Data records
>>>>

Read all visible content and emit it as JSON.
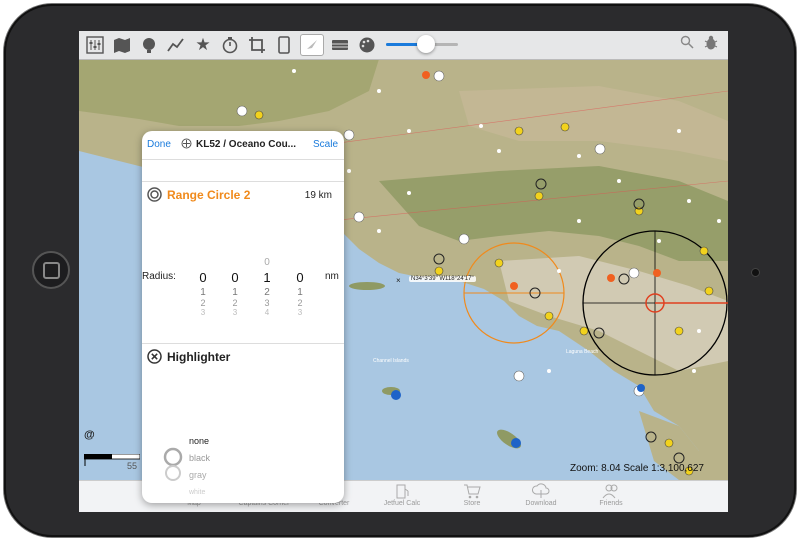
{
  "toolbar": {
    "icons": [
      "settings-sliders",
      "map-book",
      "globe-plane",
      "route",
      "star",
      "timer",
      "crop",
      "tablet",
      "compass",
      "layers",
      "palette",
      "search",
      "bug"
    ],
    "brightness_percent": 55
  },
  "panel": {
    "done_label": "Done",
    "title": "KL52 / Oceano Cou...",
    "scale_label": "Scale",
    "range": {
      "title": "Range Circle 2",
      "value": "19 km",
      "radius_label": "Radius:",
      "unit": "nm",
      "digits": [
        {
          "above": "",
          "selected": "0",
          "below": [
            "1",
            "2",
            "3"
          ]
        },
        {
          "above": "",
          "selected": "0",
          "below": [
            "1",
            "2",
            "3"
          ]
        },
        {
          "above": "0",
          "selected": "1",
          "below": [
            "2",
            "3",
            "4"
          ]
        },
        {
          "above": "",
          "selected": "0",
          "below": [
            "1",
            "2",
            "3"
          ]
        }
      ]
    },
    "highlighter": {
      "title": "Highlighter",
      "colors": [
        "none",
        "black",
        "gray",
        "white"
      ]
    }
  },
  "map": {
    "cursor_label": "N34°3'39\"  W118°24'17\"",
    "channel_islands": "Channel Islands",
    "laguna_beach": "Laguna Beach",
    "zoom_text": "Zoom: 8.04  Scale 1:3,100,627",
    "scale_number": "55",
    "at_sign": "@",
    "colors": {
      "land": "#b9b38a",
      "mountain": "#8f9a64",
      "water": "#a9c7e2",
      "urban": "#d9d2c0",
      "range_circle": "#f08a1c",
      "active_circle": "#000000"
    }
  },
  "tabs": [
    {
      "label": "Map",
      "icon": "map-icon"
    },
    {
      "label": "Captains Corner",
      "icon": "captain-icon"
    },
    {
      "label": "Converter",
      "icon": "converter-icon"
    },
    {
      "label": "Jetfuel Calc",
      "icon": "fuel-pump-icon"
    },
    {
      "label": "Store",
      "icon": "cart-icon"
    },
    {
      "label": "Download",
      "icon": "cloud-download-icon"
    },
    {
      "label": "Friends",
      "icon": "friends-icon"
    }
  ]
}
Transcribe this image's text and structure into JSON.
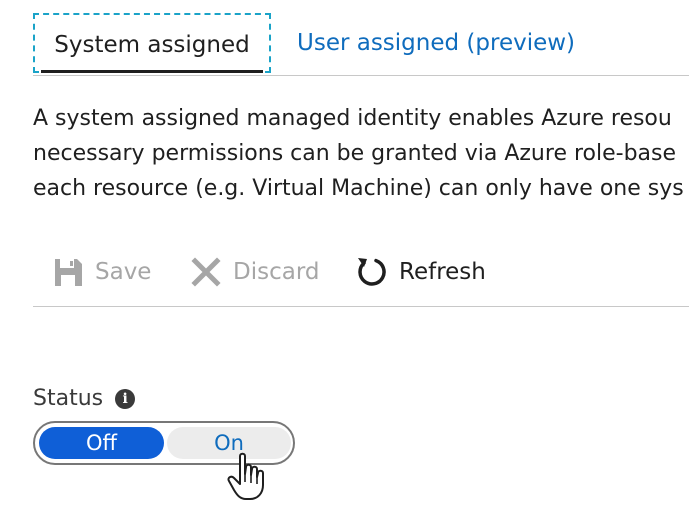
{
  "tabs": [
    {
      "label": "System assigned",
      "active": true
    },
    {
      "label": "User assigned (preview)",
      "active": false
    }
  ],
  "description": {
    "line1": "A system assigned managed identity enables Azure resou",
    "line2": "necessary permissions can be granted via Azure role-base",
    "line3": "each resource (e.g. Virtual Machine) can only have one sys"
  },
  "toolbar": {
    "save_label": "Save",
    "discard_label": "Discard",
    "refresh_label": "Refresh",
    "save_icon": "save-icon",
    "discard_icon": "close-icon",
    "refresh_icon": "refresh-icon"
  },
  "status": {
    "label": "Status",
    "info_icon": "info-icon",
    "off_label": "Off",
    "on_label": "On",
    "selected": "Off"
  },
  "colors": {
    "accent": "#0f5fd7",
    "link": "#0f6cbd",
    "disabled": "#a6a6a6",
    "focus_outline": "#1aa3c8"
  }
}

<<<<

WHAT YOU ARE ASKED TO DO
Give the entries again word for word, but skip the pictures.

RESPONSE
Read all visible content and emit it as JSON.
{
  "toolbar": {
    "icons": [
      "settings-sliders",
      "map-book",
      "globe-plane",
      "route",
      "star",
      "timer",
      "crop",
      "tablet",
      "compass",
      "layers",
      "palette",
      "search",
      "bug"
    ],
    "brightness_percent": 55
  },
  "panel": {
    "done_label": "Done",
    "title": "KL52 / Oceano Cou...",
    "scale_label": "Scale",
    "range": {
      "title": "Range Circle 2",
      "value": "19 km",
      "radius_label": "Radius:",
      "unit": "nm",
      "digits": [
        {
          "above": "",
          "selected": "0",
          "below": [
            "1",
            "2",
            "3"
          ]
        },
        {
          "above": "",
          "selected": "0",
          "below": [
            "1",
            "2",
            "3"
          ]
        },
        {
          "above": "0",
          "selected": "1",
          "below": [
            "2",
            "3",
            "4"
          ]
        },
        {
          "above": "",
          "selected": "0",
          "below": [
            "1",
            "2",
            "3"
          ]
        }
      ]
    },
    "highlighter": {
      "title": "Highlighter",
      "colors": [
        "none",
        "black",
        "gray",
        "white"
      ]
    }
  },
  "map": {
    "cursor_label": "N34°3'39\"  W118°24'17\"",
    "channel_islands": "Channel Islands",
    "laguna_beach": "Laguna Beach",
    "zoom_text": "Zoom: 8.04  Scale 1:3,100,627",
    "scale_number": "55",
    "at_sign": "@",
    "colors": {
      "land": "#b9b38a",
      "mountain": "#8f9a64",
      "water": "#a9c7e2",
      "urban": "#d9d2c0",
      "range_circle": "#f08a1c",
      "active_circle": "#000000"
    }
  },
  "tabs": [
    {
      "label": "Map",
      "icon": "map-icon"
    },
    {
      "label": "Captains Corner",
      "icon": "captain-icon"
    },
    {
      "label": "Converter",
      "icon": "converter-icon"
    },
    {
      "label": "Jetfuel Calc",
      "icon": "fuel-pump-icon"
    },
    {
      "label": "Store",
      "icon": "cart-icon"
    },
    {
      "label": "Download",
      "icon": "cloud-download-icon"
    },
    {
      "label": "Friends",
      "icon": "friends-icon"
    }
  ]
}
Transcribe this image's text and structure into JSON.
{
  "tabs": [
    {
      "label": "System assigned",
      "active": true
    },
    {
      "label": "User assigned (preview)",
      "active": false
    }
  ],
  "description": {
    "line1": "A system assigned managed identity enables Azure resou",
    "line2": "necessary permissions can be granted via Azure role-base",
    "line3": "each resource (e.g. Virtual Machine) can only have one sys"
  },
  "toolbar": {
    "save_label": "Save",
    "discard_label": "Discard",
    "refresh_label": "Refresh",
    "save_icon": "save-icon",
    "discard_icon": "close-icon",
    "refresh_icon": "refresh-icon"
  },
  "status": {
    "label": "Status",
    "info_icon": "info-icon",
    "off_label": "Off",
    "on_label": "On",
    "selected": "Off"
  },
  "colors": {
    "accent": "#0f5fd7",
    "link": "#0f6cbd",
    "disabled": "#a6a6a6",
    "focus_outline": "#1aa3c8"
  }
}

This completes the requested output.